Data records:
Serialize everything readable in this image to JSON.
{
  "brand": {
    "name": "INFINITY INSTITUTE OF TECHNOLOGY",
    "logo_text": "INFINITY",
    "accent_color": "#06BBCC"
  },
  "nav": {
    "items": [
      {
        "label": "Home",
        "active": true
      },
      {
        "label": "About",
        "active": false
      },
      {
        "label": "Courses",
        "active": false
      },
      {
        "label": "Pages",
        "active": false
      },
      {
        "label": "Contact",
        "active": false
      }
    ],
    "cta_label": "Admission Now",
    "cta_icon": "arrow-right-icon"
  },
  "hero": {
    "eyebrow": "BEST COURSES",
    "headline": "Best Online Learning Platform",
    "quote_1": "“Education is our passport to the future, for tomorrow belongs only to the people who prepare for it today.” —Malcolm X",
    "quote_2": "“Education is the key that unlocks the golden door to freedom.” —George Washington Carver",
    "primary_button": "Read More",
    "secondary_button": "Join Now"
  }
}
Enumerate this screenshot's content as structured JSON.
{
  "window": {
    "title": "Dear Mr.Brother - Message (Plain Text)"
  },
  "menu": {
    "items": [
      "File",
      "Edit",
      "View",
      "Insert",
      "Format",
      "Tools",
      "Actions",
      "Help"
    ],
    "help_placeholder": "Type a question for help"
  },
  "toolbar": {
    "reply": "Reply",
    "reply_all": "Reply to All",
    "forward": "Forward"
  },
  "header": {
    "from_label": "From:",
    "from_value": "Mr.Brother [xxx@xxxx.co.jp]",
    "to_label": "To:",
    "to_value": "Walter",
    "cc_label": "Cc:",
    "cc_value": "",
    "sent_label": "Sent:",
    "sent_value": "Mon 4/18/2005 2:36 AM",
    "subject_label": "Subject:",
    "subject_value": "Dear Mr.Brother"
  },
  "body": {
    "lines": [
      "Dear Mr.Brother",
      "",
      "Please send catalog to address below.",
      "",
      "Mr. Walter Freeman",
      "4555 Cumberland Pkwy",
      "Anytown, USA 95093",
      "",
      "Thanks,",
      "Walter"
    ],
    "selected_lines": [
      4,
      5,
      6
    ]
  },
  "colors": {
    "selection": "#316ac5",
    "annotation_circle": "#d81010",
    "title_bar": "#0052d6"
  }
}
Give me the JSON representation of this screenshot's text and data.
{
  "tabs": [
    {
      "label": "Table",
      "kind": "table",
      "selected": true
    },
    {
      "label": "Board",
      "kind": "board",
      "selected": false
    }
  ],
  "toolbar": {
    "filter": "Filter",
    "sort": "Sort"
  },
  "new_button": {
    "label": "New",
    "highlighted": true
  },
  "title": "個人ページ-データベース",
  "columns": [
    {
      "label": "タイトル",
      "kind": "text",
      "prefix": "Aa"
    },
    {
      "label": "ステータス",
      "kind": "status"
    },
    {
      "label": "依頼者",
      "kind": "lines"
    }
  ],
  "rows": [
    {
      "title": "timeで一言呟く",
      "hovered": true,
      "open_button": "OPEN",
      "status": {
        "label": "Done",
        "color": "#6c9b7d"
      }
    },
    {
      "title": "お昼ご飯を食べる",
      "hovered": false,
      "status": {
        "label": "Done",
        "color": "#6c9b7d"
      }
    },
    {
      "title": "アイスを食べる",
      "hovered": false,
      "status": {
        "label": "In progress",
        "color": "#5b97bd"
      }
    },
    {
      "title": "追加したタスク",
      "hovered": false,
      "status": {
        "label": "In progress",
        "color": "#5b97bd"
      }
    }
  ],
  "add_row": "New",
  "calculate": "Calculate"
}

◆ **The request**: Would you reproduce all the entries exactly?

◆ **Response below**:
Serialize everything readable in this image to JSON.
{
  "brand": {
    "name": "INFINITY INSTITUTE OF TECHNOLOGY",
    "logo_text": "INFINITY",
    "accent_color": "#06BBCC"
  },
  "nav": {
    "items": [
      {
        "label": "Home",
        "active": true
      },
      {
        "label": "About",
        "active": false
      },
      {
        "label": "Courses",
        "active": false
      },
      {
        "label": "Pages",
        "active": false
      },
      {
        "label": "Contact",
        "active": false
      }
    ],
    "cta_label": "Admission Now",
    "cta_icon": "arrow-right-icon"
  },
  "hero": {
    "eyebrow": "BEST COURSES",
    "headline": "Best Online Learning Platform",
    "quote_1": "“Education is our passport to the future, for tomorrow belongs only to the people who prepare for it today.” —Malcolm X",
    "quote_2": "“Education is the key that unlocks the golden door to freedom.” —George Washington Carver",
    "primary_button": "Read More",
    "secondary_button": "Join Now"
  }
}
Enumerate this screenshot's content as structured JSON.
{
  "window": {
    "title": "Dear Mr.Brother - Message (Plain Text)"
  },
  "menu": {
    "items": [
      "File",
      "Edit",
      "View",
      "Insert",
      "Format",
      "Tools",
      "Actions",
      "Help"
    ],
    "help_placeholder": "Type a question for help"
  },
  "toolbar": {
    "reply": "Reply",
    "reply_all": "Reply to All",
    "forward": "Forward"
  },
  "header": {
    "from_label": "From:",
    "from_value": "Mr.Brother [xxx@xxxx.co.jp]",
    "to_label": "To:",
    "to_value": "Walter",
    "cc_label": "Cc:",
    "cc_value": "",
    "sent_label": "Sent:",
    "sent_value": "Mon 4/18/2005 2:36 AM",
    "subject_label": "Subject:",
    "subject_value": "Dear Mr.Brother"
  },
  "body": {
    "lines": [
      "Dear Mr.Brother",
      "",
      "Please send catalog to address below.",
      "",
      "Mr. Walter Freeman",
      "4555 Cumberland Pkwy",
      "Anytown, USA 95093",
      "",
      "Thanks,",
      "Walter"
    ],
    "selected_lines": [
      4,
      5,
      6
    ]
  },
  "colors": {
    "selection": "#316ac5",
    "annotation_circle": "#d81010",
    "title_bar": "#0052d6"
  }
}
Give me the JSON representation of this screenshot's text and data.
{
  "tabs": [
    {
      "label": "Table",
      "kind": "table",
      "selected": true
    },
    {
      "label": "Board",
      "kind": "board",
      "selected": false
    }
  ],
  "toolbar": {
    "filter": "Filter",
    "sort": "Sort"
  },
  "new_button": {
    "label": "New",
    "highlighted": true
  },
  "title": "個人ページ-データベース",
  "columns": [
    {
      "label": "タイトル",
      "kind": "text",
      "prefix": "Aa"
    },
    {
      "label": "ステータス",
      "kind": "status"
    },
    {
      "label": "依頼者",
      "kind": "lines"
    }
  ],
  "rows": [
    {
      "title": "timeで一言呟く",
      "hovered": true,
      "open_button": "OPEN",
      "status": {
        "label": "Done",
        "color": "#6c9b7d"
      }
    },
    {
      "title": "お昼ご飯を食べる",
      "hovered": false,
      "status": {
        "label": "Done",
        "color": "#6c9b7d"
      }
    },
    {
      "title": "アイスを食べる",
      "hovered": false,
      "status": {
        "label": "In progress",
        "color": "#5b97bd"
      }
    },
    {
      "title": "追加したタスク",
      "hovered": false,
      "status": {
        "label": "In progress",
        "color": "#5b97bd"
      }
    }
  ],
  "add_row": "New",
  "calculate": "Calculate"
}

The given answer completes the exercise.